Images appear in the records below; leave them out and repeat everything else exactly.

Saved entries:
═══

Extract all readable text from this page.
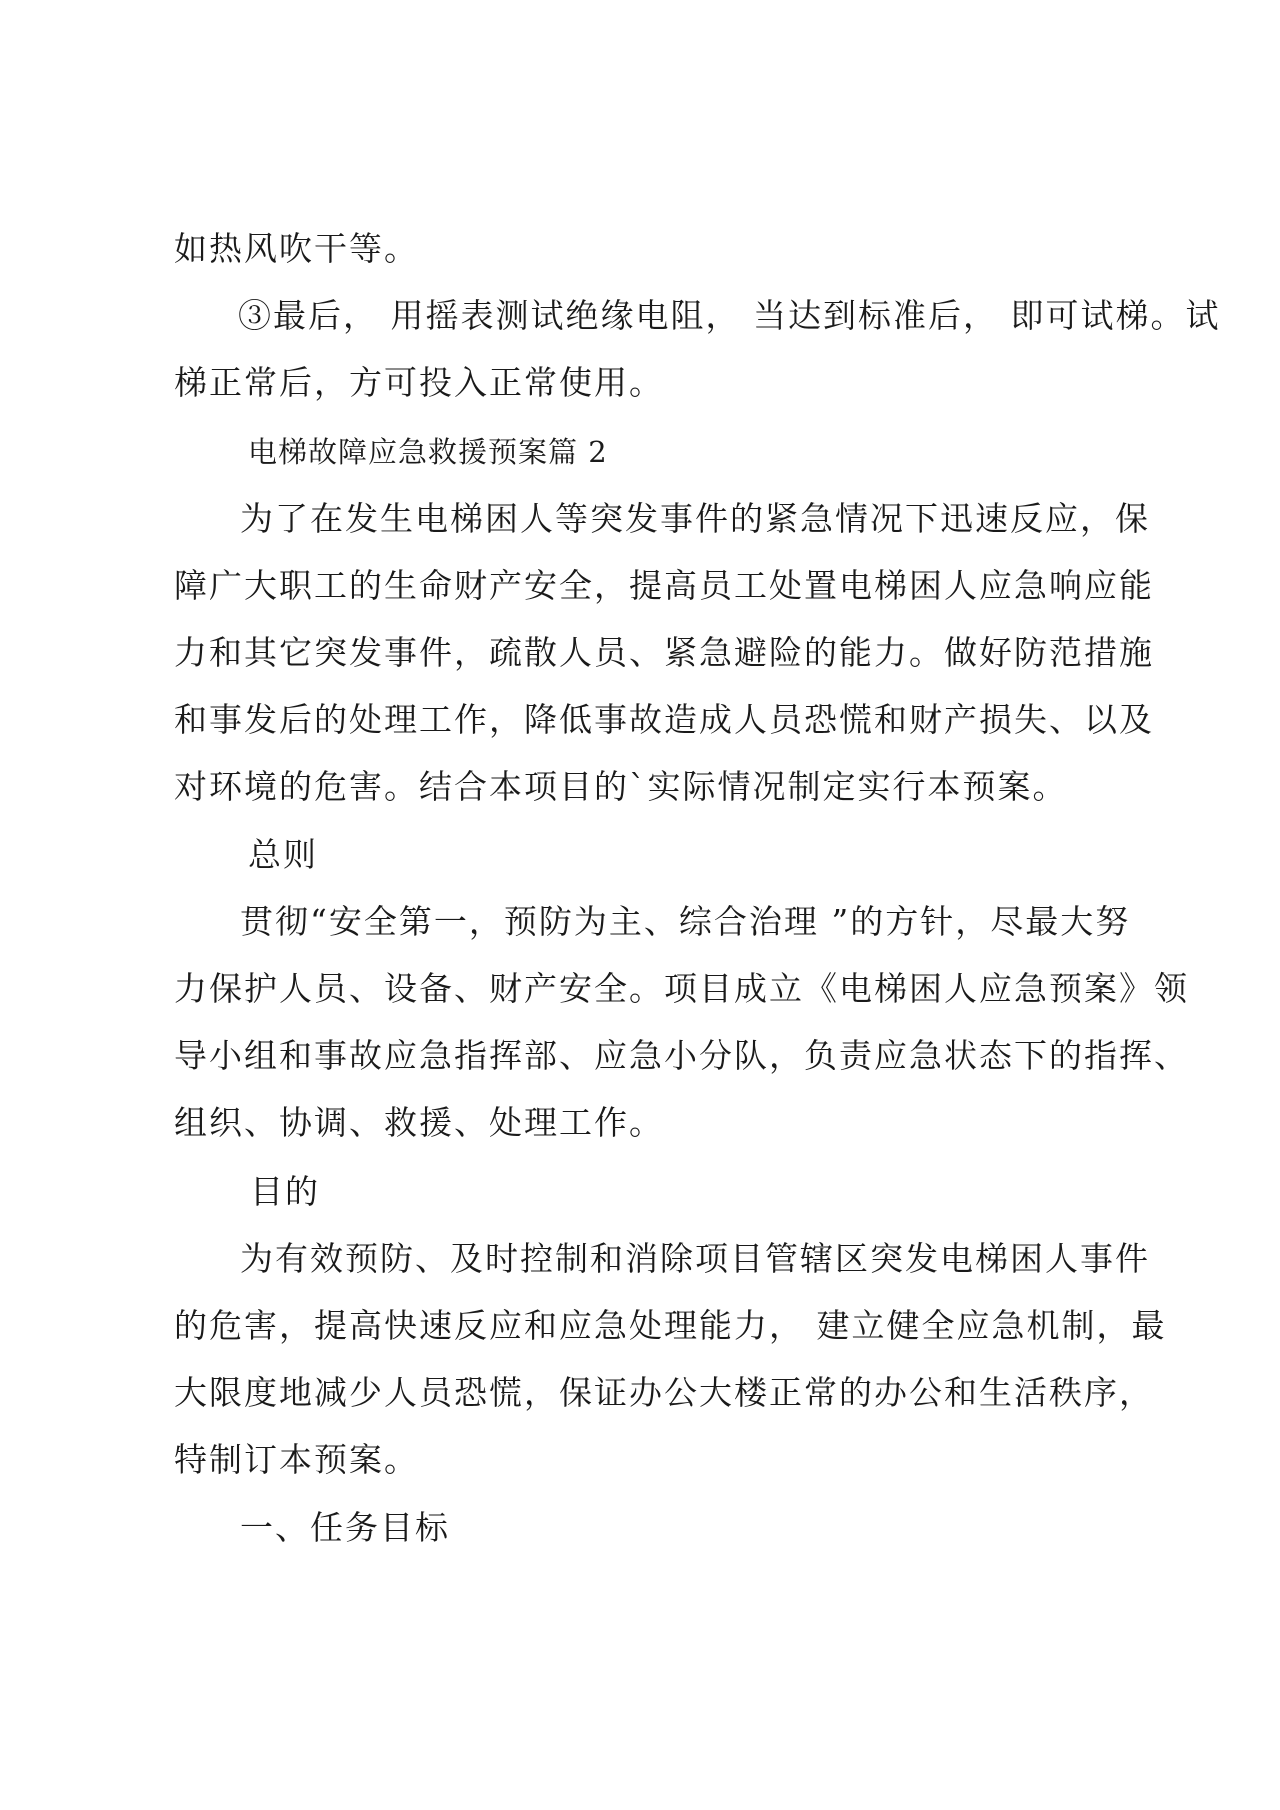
如热风吹干等。
③最后， 用摇表测试绝缘电阻， 当达到标准后， 即可试梯。试
梯正常后，方可投入正常使用。
电梯故障应急救援预案篇 2
为了在发生电梯困人等突发事件的紧急情况下迅速反应，保
障广大职工的生命财产安全，提高员工处置电梯困人应急响应能
力和其它突发事件，疏散人员、紧急避险的能力。做好防范措施
和事发后的处理工作，降低事故造成人员恐慌和财产损失、以及
对环境的危害。结合本项目的`实际情况制定实行本预案。
总则
贯彻“安全第一，预防为主、综合治理 ”的方针，尽最大努
力保护人员、设备、财产安全。项目成立《电梯困人应急预案》领
导小组和事故应急指挥部、应急小分队，负责应急状态下的指挥、
组织、协调、救援、处理工作。
目的
为有效预防、及时控制和消除项目管辖区突发电梯困人事件
的危害，提高快速反应和应急处理能力， 建立健全应急机制，最
大限度地减少人员恐慌，保证办公大楼正常的办公和生活秩序，
特制订本预案。
一、任务目标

═══

Task response —
Extract all readable text from this page.
如热风吹干等。
③最后， 用摇表测试绝缘电阻， 当达到标准后， 即可试梯。试
梯正常后，方可投入正常使用。
电梯故障应急救援预案篇 2
为了在发生电梯困人等突发事件的紧急情况下迅速反应，保
障广大职工的生命财产安全，提高员工处置电梯困人应急响应能
力和其它突发事件，疏散人员、紧急避险的能力。做好防范措施
和事发后的处理工作，降低事故造成人员恐慌和财产损失、以及
对环境的危害。结合本项目的`实际情况制定实行本预案。
总则
贯彻“安全第一，预防为主、综合治理 ”的方针，尽最大努
力保护人员、设备、财产安全。项目成立《电梯困人应急预案》领
导小组和事故应急指挥部、应急小分队，负责应急状态下的指挥、
组织、协调、救援、处理工作。
目的
为有效预防、及时控制和消除项目管辖区突发电梯困人事件
的危害，提高快速反应和应急处理能力， 建立健全应急机制，最
大限度地减少人员恐慌，保证办公大楼正常的办公和生活秩序，
特制订本预案。
一、任务目标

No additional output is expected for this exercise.